Swap "External storage transfer" for "External drive transfer" in the stretch from the first of the lines through the one containing "row-manage-accounts[interactable]: Manage accounts", and reproduce those lines with everything else unchanged.

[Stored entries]
+===+

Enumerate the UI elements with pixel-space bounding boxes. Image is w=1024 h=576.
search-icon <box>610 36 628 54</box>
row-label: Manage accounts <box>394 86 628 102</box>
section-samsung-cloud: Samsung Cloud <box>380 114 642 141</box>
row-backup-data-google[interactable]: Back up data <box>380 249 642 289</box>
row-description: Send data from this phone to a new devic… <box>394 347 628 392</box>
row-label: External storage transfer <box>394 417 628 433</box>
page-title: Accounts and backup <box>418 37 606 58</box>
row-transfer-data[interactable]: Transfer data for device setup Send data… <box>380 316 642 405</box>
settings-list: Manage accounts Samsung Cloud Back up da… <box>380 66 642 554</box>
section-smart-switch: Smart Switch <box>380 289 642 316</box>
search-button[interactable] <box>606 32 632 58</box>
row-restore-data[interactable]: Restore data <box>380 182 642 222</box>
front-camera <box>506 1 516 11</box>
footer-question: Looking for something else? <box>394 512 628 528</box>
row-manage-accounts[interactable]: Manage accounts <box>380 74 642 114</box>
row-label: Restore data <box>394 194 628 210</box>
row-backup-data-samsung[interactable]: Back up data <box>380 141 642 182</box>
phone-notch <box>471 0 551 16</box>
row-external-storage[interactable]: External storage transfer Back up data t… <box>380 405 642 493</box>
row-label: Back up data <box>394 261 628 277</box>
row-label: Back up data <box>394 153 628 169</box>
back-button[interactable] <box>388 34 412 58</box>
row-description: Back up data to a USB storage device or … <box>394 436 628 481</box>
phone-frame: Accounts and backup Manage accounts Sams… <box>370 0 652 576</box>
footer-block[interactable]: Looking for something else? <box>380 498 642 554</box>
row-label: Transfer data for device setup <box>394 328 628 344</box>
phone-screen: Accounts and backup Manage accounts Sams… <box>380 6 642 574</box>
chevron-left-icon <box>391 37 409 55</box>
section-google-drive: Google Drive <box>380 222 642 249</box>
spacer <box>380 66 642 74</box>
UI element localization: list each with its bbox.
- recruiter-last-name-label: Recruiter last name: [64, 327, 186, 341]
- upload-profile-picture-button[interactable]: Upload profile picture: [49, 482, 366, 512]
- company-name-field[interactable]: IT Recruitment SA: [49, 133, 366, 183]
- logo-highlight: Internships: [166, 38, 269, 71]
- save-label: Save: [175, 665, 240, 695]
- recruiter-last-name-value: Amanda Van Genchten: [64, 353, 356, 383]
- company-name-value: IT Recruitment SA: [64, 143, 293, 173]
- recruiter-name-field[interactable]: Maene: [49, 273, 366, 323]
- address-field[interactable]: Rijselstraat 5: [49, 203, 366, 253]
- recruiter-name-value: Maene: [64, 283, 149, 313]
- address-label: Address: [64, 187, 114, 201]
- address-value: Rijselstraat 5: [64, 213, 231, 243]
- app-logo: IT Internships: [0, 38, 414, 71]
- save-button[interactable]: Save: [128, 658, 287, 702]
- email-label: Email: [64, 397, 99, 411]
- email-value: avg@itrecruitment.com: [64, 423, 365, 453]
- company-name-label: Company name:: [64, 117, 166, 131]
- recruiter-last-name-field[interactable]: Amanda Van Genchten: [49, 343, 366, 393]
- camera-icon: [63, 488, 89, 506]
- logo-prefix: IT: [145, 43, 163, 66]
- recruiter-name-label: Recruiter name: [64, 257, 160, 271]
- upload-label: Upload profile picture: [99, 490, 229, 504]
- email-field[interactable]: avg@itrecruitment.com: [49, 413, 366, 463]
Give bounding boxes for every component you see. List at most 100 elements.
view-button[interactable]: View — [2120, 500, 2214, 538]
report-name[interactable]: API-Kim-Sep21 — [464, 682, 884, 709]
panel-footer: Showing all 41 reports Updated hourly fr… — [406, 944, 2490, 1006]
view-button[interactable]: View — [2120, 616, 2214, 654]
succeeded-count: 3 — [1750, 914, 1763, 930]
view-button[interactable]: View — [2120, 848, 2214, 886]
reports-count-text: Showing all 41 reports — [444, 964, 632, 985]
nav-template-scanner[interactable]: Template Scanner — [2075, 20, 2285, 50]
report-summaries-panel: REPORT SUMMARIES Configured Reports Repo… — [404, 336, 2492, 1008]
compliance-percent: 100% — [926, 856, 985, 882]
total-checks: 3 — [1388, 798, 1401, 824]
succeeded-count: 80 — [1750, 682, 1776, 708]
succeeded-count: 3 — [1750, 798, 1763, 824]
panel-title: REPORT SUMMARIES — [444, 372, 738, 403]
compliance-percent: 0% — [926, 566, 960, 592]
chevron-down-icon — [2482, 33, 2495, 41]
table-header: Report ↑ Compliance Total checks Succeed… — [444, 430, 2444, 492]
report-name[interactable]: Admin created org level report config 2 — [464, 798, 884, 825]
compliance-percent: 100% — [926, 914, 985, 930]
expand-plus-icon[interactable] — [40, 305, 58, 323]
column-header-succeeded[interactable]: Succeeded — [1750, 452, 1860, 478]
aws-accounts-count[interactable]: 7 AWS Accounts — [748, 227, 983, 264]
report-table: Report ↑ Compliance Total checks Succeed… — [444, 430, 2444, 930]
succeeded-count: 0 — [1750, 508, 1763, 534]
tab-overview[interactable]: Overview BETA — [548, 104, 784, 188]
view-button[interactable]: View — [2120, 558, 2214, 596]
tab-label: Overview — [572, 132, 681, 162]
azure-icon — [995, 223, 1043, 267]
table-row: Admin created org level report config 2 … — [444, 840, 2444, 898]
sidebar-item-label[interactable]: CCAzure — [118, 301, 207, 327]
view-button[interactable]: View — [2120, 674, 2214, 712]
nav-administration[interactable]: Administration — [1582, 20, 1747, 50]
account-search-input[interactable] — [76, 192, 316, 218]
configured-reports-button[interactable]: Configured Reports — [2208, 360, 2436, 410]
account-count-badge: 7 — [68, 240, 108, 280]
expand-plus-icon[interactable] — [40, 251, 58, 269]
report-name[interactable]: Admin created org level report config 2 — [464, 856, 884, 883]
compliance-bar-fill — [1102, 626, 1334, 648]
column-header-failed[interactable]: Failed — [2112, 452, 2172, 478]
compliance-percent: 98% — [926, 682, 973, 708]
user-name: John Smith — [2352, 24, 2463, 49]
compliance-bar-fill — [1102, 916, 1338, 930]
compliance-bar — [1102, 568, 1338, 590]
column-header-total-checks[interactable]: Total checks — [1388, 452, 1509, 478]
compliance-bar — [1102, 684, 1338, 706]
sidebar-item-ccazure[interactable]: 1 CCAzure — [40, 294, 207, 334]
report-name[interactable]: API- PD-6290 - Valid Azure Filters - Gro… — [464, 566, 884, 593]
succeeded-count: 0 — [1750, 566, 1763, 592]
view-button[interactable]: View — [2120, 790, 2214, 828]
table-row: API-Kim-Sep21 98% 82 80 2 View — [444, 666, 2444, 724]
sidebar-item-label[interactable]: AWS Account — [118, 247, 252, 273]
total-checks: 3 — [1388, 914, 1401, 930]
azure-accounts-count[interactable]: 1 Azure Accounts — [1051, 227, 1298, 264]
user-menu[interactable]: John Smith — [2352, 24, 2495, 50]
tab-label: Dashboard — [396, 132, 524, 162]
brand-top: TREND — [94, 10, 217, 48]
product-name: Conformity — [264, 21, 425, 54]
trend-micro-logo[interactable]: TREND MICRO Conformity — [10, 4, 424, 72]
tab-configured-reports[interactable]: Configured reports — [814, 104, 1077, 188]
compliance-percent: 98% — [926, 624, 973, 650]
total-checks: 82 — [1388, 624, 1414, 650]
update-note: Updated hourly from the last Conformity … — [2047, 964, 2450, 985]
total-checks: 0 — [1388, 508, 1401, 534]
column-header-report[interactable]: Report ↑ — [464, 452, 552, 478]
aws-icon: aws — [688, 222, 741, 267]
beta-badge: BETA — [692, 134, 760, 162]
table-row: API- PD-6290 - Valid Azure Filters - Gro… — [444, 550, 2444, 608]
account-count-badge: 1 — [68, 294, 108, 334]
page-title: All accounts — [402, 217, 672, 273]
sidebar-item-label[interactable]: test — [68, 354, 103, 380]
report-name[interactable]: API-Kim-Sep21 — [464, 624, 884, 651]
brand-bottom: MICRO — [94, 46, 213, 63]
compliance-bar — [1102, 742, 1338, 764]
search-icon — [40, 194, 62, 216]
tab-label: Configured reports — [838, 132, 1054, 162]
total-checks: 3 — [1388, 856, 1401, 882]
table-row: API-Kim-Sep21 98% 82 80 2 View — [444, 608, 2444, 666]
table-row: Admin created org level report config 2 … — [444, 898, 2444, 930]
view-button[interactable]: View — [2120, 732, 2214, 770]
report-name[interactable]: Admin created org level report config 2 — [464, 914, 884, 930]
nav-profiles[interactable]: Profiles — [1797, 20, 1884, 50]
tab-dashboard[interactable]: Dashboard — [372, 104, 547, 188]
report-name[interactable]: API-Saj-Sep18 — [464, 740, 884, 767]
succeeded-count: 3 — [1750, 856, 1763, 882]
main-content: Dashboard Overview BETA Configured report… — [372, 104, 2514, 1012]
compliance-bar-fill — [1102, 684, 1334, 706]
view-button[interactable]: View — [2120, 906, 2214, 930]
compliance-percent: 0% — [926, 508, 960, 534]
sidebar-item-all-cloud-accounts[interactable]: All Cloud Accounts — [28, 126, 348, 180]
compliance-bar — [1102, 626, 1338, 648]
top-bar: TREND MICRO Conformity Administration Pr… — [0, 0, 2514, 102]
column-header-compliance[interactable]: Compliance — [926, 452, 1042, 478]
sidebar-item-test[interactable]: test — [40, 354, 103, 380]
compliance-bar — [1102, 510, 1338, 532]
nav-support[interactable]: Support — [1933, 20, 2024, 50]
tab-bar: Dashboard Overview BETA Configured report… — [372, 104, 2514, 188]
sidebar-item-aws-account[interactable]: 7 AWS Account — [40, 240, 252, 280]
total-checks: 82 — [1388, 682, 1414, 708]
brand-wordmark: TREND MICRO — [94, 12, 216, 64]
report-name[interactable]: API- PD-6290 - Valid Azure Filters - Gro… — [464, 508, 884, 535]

+===+

COMPLETED TASK:
Enumerate the UI elements with pixel-space bounding boxes. Image is w=1024 h=576.
search-icon <box>610 36 628 54</box>
row-label: Manage accounts <box>394 86 628 102</box>
section-samsung-cloud: Samsung Cloud <box>380 114 642 141</box>
row-backup-data-google[interactable]: Back up data <box>380 249 642 289</box>
row-description: Send data from this phone to a new devic… <box>394 347 628 392</box>
row-label: External drive transfer <box>394 417 628 433</box>
page-title: Accounts and backup <box>418 37 606 58</box>
row-transfer-data[interactable]: Transfer data for device setup Send data… <box>380 316 642 405</box>
settings-list: Manage accounts Samsung Cloud Back up da… <box>380 66 642 554</box>
section-smart-switch: Smart Switch <box>380 289 642 316</box>
search-button[interactable] <box>606 32 632 58</box>
row-restore-data[interactable]: Restore data <box>380 182 642 222</box>
front-camera <box>506 1 516 11</box>
footer-question: Looking for something else? <box>394 512 628 528</box>
row-manage-accounts[interactable]: Manage accounts <box>380 74 642 114</box>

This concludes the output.